### Problem to solve:
Copy every entry exactly.

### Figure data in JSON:
*-*-*
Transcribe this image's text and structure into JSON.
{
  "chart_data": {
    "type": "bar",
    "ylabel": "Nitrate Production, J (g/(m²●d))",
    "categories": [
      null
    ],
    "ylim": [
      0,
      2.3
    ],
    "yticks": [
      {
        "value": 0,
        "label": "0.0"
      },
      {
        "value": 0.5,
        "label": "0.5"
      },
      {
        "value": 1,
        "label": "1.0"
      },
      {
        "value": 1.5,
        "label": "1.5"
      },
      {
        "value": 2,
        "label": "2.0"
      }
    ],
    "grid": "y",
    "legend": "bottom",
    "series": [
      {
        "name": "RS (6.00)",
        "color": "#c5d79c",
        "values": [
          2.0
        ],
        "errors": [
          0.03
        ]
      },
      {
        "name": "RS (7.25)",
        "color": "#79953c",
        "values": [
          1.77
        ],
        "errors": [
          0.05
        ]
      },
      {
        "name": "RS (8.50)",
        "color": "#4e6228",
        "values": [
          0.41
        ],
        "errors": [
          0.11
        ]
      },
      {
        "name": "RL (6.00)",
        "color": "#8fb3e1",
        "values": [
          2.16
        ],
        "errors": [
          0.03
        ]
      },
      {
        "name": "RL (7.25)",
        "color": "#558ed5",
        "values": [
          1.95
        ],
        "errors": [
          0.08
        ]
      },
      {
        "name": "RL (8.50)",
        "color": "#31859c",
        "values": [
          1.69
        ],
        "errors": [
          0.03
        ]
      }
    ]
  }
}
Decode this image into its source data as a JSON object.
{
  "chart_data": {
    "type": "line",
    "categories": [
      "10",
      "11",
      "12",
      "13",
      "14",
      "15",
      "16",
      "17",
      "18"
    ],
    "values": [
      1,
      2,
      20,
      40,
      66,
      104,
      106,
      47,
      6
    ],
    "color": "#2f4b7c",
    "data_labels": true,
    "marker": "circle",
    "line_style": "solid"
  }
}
*-*-*
### Reply:
Transcribe this image's text and structure into JSON.
{
  "chart_data": {
    "type": "bar",
    "ylabel": "Nitrate Production, J (g/(m²●d))",
    "categories": [
      null
    ],
    "ylim": [
      0,
      2.3
    ],
    "yticks": [
      {
        "value": 0,
        "label": "0.0"
      },
      {
        "value": 0.5,
        "label": "0.5"
      },
      {
        "value": 1,
        "label": "1.0"
      },
      {
        "value": 1.5,
        "label": "1.5"
      },
      {
        "value": 2,
        "label": "2.0"
      }
    ],
    "grid": "y",
    "legend": "bottom",
    "series": [
      {
        "name": "RS (6.00)",
        "color": "#c5d79c",
        "values": [
          2.0
        ],
        "errors": [
          0.03
        ]
      },
      {
        "name": "RS (7.25)",
        "color": "#79953c",
        "values": [
          1.77
        ],
        "errors": [
          0.05
        ]
      },
      {
        "name": "RS (8.50)",
        "color": "#4e6228",
        "values": [
          0.41
        ],
        "errors": [
          0.11
        ]
      },
      {
        "name": "RL (6.00)",
        "color": "#8fb3e1",
        "values": [
          2.16
        ],
        "errors": [
          0.03
        ]
      },
      {
        "name": "RL (7.25)",
        "color": "#558ed5",
        "values": [
          1.95
        ],
        "errors": [
          0.08
        ]
      },
      {
        "name": "RL (8.50)",
        "color": "#31859c",
        "values": [
          1.69
        ],
        "errors": [
          0.03
        ]
      }
    ]
  }
}
Decode this image into its source data as a JSON object.
{
  "chart_data": {
    "type": "line",
    "categories": [
      "10",
      "11",
      "12",
      "13",
      "14",
      "15",
      "16",
      "17",
      "18"
    ],
    "values": [
      1,
      2,
      20,
      40,
      66,
      104,
      106,
      47,
      6
    ],
    "color": "#2f4b7c",
    "data_labels": true,
    "marker": "circle",
    "line_style": "solid"
  }
}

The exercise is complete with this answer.